Task |
Rewrite the material below with every "candle-down" swapped for "bearish-candle", and leave everything else unchanged.

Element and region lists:

------------------------------

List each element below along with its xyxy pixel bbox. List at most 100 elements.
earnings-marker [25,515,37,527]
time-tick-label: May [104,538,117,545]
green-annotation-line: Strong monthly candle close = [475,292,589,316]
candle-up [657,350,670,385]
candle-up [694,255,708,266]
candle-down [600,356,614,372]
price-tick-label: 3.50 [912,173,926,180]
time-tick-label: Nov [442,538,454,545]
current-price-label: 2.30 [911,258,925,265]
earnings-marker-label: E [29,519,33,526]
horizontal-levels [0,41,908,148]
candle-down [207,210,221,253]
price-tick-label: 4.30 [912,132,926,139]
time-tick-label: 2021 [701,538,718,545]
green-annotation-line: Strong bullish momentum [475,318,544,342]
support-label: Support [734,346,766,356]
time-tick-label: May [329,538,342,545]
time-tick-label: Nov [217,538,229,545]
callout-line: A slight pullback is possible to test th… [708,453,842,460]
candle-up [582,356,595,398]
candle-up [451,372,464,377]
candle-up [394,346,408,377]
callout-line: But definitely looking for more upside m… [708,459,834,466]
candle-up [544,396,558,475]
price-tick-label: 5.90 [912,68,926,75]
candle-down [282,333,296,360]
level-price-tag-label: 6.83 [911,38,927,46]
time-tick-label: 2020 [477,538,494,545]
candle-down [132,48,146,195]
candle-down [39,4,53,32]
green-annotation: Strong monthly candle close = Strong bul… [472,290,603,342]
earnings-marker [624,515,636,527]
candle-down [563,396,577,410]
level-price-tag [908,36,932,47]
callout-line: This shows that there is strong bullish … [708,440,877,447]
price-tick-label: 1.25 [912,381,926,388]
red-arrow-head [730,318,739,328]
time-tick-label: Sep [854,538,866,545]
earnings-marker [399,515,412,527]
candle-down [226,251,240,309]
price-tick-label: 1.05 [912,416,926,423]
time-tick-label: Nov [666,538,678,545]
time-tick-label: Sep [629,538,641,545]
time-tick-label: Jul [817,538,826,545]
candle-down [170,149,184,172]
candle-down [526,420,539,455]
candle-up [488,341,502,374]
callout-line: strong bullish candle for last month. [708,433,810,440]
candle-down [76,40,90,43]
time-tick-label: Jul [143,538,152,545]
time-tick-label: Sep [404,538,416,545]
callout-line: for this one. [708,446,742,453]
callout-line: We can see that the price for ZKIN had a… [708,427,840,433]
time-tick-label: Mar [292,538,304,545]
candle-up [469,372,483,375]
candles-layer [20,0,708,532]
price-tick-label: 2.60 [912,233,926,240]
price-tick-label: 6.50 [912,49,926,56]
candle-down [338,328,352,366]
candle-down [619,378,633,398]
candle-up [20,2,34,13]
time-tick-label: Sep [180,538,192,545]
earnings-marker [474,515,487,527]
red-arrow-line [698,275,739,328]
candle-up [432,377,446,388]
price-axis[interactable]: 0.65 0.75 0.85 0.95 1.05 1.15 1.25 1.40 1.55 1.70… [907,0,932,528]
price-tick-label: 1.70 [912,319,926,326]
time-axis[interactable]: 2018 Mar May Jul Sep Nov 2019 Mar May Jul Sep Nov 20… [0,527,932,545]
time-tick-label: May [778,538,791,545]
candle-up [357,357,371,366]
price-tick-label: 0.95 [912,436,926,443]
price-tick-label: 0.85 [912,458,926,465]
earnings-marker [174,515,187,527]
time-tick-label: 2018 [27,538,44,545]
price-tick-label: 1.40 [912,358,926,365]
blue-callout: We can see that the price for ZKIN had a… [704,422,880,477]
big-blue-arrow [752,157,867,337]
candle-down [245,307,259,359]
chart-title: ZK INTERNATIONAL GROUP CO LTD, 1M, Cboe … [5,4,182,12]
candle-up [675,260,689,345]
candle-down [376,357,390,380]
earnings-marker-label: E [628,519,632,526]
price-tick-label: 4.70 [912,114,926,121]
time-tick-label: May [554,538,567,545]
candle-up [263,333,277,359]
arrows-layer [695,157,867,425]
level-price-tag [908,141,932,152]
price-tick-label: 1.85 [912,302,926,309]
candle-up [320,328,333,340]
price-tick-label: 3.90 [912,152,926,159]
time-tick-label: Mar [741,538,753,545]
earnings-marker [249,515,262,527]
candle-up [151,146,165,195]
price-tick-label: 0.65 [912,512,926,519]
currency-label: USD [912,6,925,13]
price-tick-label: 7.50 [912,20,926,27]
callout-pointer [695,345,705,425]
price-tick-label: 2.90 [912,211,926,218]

------------------------------

Result of the exercise |
List each element below along with its xyxy pixel bbox. List at most 100 elements.
earnings-marker [25,515,37,527]
time-tick-label: May [104,538,117,545]
green-annotation-line: Strong monthly candle close = [475,292,589,316]
candle-up [657,350,670,385]
candle-up [694,255,708,266]
bearish-candle [600,356,614,372]
price-tick-label: 3.50 [912,173,926,180]
time-tick-label: Nov [442,538,454,545]
current-price-label: 2.30 [911,258,925,265]
earnings-marker-label: E [29,519,33,526]
horizontal-levels [0,41,908,148]
bearish-candle [207,210,221,253]
price-tick-label: 4.30 [912,132,926,139]
time-tick-label: 2021 [701,538,718,545]
green-annotation-line: Strong bullish momentum [475,318,544,342]
support-label: Support [734,346,766,356]
time-tick-label: May [329,538,342,545]
time-tick-label: Nov [217,538,229,545]
callout-line: A slight pullback is possible to test th… [708,453,842,460]
candle-up [582,356,595,398]
candle-up [451,372,464,377]
candle-up [394,346,408,377]
callout-line: But definitely looking for more upside m… [708,459,834,466]
candle-up [544,396,558,475]
price-tick-label: 5.90 [912,68,926,75]
bearish-candle [282,333,296,360]
level-price-tag-label: 6.83 [911,38,927,46]
time-tick-label: 2020 [477,538,494,545]
bearish-candle [132,48,146,195]
bearish-candle [39,4,53,32]
green-annotation: Strong monthly candle close = Strong bul… [472,290,603,342]
earnings-marker [624,515,636,527]
bearish-candle [563,396,577,410]
level-price-tag [908,36,932,47]
callout-line: This shows that there is strong bullish … [708,440,877,447]
price-tick-label: 1.25 [912,381,926,388]
red-arrow-head [730,318,739,328]
time-tick-label: Sep [854,538,866,545]
earnings-marker [399,515,412,527]
bearish-candle [226,251,240,309]
price-tick-label: 1.05 [912,416,926,423]
time-tick-label: Nov [666,538,678,545]
time-tick-label: Sep [629,538,641,545]
time-tick-label: Jul [817,538,826,545]
bearish-candle [170,149,184,172]
bearish-candle [526,420,539,455]
candle-up [488,341,502,374]
callout-line: strong bullish candle for last month. [708,433,810,440]
bearish-candle [76,40,90,43]
time-tick-label: Jul [143,538,152,545]
time-tick-label: Sep [404,538,416,545]
callout-line: for this one. [708,446,742,453]
callout-line: We can see that the price for ZKIN had a… [708,427,840,433]
time-tick-label: Mar [292,538,304,545]
candle-up [469,372,483,375]
candles-layer [20,0,708,532]
price-tick-label: 2.60 [912,233,926,240]
price-tick-label: 6.50 [912,49,926,56]
bearish-candle [338,328,352,366]
bearish-candle [619,378,633,398]
candle-up [20,2,34,13]
time-tick-label: Sep [180,538,192,545]
earnings-marker [474,515,487,527]
red-arrow-line [698,275,739,328]
candle-up [432,377,446,388]
price-axis[interactable]: 0.65 0.75 0.85 0.95 1.05 1.15 1.25 1.40 1.55 1.70… [907,0,932,528]
price-tick-label: 1.70 [912,319,926,326]
time-axis[interactable]: 2018 Mar May Jul Sep Nov 2019 Mar May Jul Sep Nov 20… [0,527,932,545]
time-tick-label: May [778,538,791,545]
candle-up [357,357,371,366]
price-tick-label: 0.95 [912,436,926,443]
price-tick-label: 0.85 [912,458,926,465]
earnings-marker [174,515,187,527]
time-tick-label: 2018 [27,538,44,545]
price-tick-label: 1.40 [912,358,926,365]
blue-callout: We can see that the price for ZKIN had a… [704,422,880,477]
big-blue-arrow [752,157,867,337]
bearish-candle [245,307,259,359]
chart-title: ZK INTERNATIONAL GROUP CO LTD, 1M, Cboe … [5,4,182,12]
candle-up [675,260,689,345]
bearish-candle [376,357,390,380]
earnings-marker-label: E [628,519,632,526]
price-tick-label: 4.70 [912,114,926,121]
time-tick-label: May [554,538,567,545]
candle-up [263,333,277,359]
arrows-layer [695,157,867,425]
level-price-tag [908,141,932,152]
price-tick-label: 1.85 [912,302,926,309]
candle-up [320,328,333,340]
price-tick-label: 3.90 [912,152,926,159]
time-tick-label: Mar [741,538,753,545]
earnings-marker [249,515,262,527]
candle-up [151,146,165,195]
price-tick-label: 0.65 [912,512,926,519]
currency-label: USD [912,6,925,13]
price-tick-label: 7.50 [912,20,926,27]
callout-pointer [695,345,705,425]
price-tick-label: 2.90 [912,211,926,218]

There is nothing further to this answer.